* _Aim of the exercise_: The records below must be duplicated exactly, character for character.

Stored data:
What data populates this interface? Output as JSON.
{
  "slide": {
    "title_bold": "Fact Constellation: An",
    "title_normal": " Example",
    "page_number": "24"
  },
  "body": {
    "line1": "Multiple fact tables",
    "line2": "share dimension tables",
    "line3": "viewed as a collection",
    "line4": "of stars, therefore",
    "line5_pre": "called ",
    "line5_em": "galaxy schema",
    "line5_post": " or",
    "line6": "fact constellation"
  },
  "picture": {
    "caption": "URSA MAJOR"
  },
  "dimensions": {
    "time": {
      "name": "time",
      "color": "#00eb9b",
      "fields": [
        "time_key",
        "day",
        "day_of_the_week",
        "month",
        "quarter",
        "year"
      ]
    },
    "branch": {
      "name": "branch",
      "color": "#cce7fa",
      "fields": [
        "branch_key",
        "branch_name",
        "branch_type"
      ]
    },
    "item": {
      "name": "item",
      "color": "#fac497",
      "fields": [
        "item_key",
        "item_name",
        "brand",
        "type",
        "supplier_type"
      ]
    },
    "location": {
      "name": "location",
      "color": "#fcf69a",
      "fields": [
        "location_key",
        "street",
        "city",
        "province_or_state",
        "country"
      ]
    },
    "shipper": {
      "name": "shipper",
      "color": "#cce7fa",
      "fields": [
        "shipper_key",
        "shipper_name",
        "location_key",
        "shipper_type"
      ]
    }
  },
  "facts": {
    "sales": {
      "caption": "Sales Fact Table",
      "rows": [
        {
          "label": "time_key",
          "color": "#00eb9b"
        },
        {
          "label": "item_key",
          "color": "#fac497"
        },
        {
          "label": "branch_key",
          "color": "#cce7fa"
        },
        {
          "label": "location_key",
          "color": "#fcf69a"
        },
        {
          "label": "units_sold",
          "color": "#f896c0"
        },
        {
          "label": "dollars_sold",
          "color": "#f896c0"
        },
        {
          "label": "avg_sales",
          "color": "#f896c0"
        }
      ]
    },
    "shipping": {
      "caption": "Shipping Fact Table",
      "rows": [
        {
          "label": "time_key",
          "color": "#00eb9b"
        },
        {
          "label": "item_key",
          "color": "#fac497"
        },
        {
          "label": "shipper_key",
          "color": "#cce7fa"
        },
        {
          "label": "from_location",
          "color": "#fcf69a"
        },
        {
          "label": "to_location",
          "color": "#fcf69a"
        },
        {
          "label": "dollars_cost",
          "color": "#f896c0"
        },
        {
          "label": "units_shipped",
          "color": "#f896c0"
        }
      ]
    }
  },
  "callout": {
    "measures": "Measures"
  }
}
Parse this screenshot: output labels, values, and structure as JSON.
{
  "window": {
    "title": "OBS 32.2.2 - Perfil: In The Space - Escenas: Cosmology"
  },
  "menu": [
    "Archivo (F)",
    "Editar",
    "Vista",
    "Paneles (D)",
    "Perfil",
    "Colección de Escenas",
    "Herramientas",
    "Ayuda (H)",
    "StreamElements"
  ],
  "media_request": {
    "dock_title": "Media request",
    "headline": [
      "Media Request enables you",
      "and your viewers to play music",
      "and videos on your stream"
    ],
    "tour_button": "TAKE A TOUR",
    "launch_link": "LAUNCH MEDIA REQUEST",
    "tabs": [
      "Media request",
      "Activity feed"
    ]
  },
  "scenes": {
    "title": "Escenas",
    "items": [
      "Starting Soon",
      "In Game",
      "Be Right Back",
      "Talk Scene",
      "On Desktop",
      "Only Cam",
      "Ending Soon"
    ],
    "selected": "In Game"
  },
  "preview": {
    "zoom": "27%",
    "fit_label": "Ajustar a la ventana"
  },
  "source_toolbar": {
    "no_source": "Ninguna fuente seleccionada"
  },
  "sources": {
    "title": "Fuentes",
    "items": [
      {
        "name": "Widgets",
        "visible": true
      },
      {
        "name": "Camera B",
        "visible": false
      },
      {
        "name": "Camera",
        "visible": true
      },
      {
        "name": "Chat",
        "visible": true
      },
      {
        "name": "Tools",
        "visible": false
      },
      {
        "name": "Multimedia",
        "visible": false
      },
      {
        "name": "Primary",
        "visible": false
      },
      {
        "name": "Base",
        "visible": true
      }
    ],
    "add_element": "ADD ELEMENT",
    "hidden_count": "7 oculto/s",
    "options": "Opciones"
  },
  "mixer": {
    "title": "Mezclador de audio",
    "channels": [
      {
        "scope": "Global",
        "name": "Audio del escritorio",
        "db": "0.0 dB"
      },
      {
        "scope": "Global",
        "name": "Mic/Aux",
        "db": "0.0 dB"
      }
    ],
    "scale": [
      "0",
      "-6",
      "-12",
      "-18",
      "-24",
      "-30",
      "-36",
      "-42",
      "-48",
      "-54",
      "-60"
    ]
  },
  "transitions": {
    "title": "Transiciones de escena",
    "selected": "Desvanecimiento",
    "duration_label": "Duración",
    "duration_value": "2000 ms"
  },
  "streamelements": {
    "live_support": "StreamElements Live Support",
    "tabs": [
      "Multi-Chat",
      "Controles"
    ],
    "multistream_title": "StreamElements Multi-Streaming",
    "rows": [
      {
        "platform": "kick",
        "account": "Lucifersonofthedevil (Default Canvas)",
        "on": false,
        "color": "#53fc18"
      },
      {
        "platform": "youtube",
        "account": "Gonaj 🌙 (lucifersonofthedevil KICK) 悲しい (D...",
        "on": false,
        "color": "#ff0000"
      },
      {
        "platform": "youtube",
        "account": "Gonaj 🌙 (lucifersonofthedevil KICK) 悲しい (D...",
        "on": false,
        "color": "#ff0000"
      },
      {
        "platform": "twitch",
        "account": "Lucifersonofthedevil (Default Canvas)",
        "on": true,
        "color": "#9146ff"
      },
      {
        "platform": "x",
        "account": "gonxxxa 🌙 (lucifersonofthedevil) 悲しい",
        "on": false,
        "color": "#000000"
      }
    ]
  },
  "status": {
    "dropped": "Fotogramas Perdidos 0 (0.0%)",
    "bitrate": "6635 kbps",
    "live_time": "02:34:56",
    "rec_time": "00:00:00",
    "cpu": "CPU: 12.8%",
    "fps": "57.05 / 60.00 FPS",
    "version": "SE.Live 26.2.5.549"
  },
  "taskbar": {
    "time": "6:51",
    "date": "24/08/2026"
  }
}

* _Reply_:
What data populates this interface? Output as JSON.
{
  "slide": {
    "title_bold": "Fact Constellation: An",
    "title_normal": " Example",
    "page_number": "24"
  },
  "body": {
    "line1": "Multiple fact tables",
    "line2": "share dimension tables",
    "line3": "viewed as a collection",
    "line4": "of stars, therefore",
    "line5_pre": "called ",
    "line5_em": "galaxy schema",
    "line5_post": " or",
    "line6": "fact constellation"
  },
  "picture": {
    "caption": "URSA MAJOR"
  },
  "dimensions": {
    "time": {
      "name": "time",
      "color": "#00eb9b",
      "fields": [
        "time_key",
        "day",
        "day_of_the_week",
        "month",
        "quarter",
        "year"
      ]
    },
    "branch": {
      "name": "branch",
      "color": "#cce7fa",
      "fields": [
        "branch_key",
        "branch_name",
        "branch_type"
      ]
    },
    "item": {
      "name": "item",
      "color": "#fac497",
      "fields": [
        "item_key",
        "item_name",
        "brand",
        "type",
        "supplier_type"
      ]
    },
    "location": {
      "name": "location",
      "color": "#fcf69a",
      "fields": [
        "location_key",
        "street",
        "city",
        "province_or_state",
        "country"
      ]
    },
    "shipper": {
      "name": "shipper",
      "color": "#cce7fa",
      "fields": [
        "shipper_key",
        "shipper_name",
        "location_key",
        "shipper_type"
      ]
    }
  },
  "facts": {
    "sales": {
      "caption": "Sales Fact Table",
      "rows": [
        {
          "label": "time_key",
          "color": "#00eb9b"
        },
        {
          "label": "item_key",
          "color": "#fac497"
        },
        {
          "label": "branch_key",
          "color": "#cce7fa"
        },
        {
          "label": "location_key",
          "color": "#fcf69a"
        },
        {
          "label": "units_sold",
          "color": "#f896c0"
        },
        {
          "label": "dollars_sold",
          "color": "#f896c0"
        },
        {
          "label": "avg_sales",
          "color": "#f896c0"
        }
      ]
    },
    "shipping": {
      "caption": "Shipping Fact Table",
      "rows": [
        {
          "label": "time_key",
          "color": "#00eb9b"
        },
        {
          "label": "item_key",
          "color": "#fac497"
        },
        {
          "label": "shipper_key",
          "color": "#cce7fa"
        },
        {
          "label": "from_location",
          "color": "#fcf69a"
        },
        {
          "label": "to_location",
          "color": "#fcf69a"
        },
        {
          "label": "dollars_cost",
          "color": "#f896c0"
        },
        {
          "label": "units_shipped",
          "color": "#f896c0"
        }
      ]
    }
  },
  "callout": {
    "measures": "Measures"
  }
}
Parse this screenshot: output labels, values, and structure as JSON.
{
  "window": {
    "title": "OBS 32.2.2 - Perfil: In The Space - Escenas: Cosmology"
  },
  "menu": [
    "Archivo (F)",
    "Editar",
    "Vista",
    "Paneles (D)",
    "Perfil",
    "Colección de Escenas",
    "Herramientas",
    "Ayuda (H)",
    "StreamElements"
  ],
  "media_request": {
    "dock_title": "Media request",
    "headline": [
      "Media Request enables you",
      "and your viewers to play music",
      "and videos on your stream"
    ],
    "tour_button": "TAKE A TOUR",
    "launch_link": "LAUNCH MEDIA REQUEST",
    "tabs": [
      "Media request",
      "Activity feed"
    ]
  },
  "scenes": {
    "title": "Escenas",
    "items": [
      "Starting Soon",
      "In Game",
      "Be Right Back",
      "Talk Scene",
      "On Desktop",
      "Only Cam",
      "Ending Soon"
    ],
    "selected": "In Game"
  },
  "preview": {
    "zoom": "27%",
    "fit_label": "Ajustar a la ventana"
  },
  "source_toolbar": {
    "no_source": "Ninguna fuente seleccionada"
  },
  "sources": {
    "title": "Fuentes",
    "items": [
      {
        "name": "Widgets",
        "visible": true
      },
      {
        "name": "Camera B",
        "visible": false
      },
      {
        "name": "Camera",
        "visible": true
      },
      {
        "name": "Chat",
        "visible": true
      },
      {
        "name": "Tools",
        "visible": false
      },
      {
        "name": "Multimedia",
        "visible": false
      },
      {
        "name": "Primary",
        "visible": false
      },
      {
        "name": "Base",
        "visible": true
      }
    ],
    "add_element": "ADD ELEMENT",
    "hidden_count": "7 oculto/s",
    "options": "Opciones"
  },
  "mixer": {
    "title": "Mezclador de audio",
    "channels": [
      {
        "scope": "Global",
        "name": "Audio del escritorio",
        "db": "0.0 dB"
      },
      {
        "scope": "Global",
        "name": "Mic/Aux",
        "db": "0.0 dB"
      }
    ],
    "scale": [
      "0",
      "-6",
      "-12",
      "-18",
      "-24",
      "-30",
      "-36",
      "-42",
      "-48",
      "-54",
      "-60"
    ]
  },
  "transitions": {
    "title": "Transiciones de escena",
    "selected": "Desvanecimiento",
    "duration_label": "Duración",
    "duration_value": "2000 ms"
  },
  "streamelements": {
    "live_support": "StreamElements Live Support",
    "tabs": [
      "Multi-Chat",
      "Controles"
    ],
    "multistream_title": "StreamElements Multi-Streaming",
    "rows": [
      {
        "platform": "kick",
        "account": "Lucifersonofthedevil (Default Canvas)",
        "on": false,
        "color": "#53fc18"
      },
      {
        "platform": "youtube",
        "account": "Gonaj 🌙 (lucifersonofthedevil KICK) 悲しい (D...",
        "on": false,
        "color": "#ff0000"
      },
      {
        "platform": "youtube",
        "account": "Gonaj 🌙 (lucifersonofthedevil KICK) 悲しい (D...",
        "on": false,
        "color": "#ff0000"
      },
      {
        "platform": "twitch",
        "account": "Lucifersonofthedevil (Default Canvas)",
        "on": true,
        "color": "#9146ff"
      },
      {
        "platform": "x",
        "account": "gonxxxa 🌙 (lucifersonofthedevil) 悲しい",
        "on": false,
        "color": "#000000"
      }
    ]
  },
  "status": {
    "dropped": "Fotogramas Perdidos 0 (0.0%)",
    "bitrate": "6635 kbps",
    "live_time": "02:34:56",
    "rec_time": "00:00:00",
    "cpu": "CPU: 12.8%",
    "fps": "57.05 / 60.00 FPS",
    "version": "SE.Live 26.2.5.549"
  },
  "taskbar": {
    "time": "6:51",
    "date": "24/08/2026"
  }
}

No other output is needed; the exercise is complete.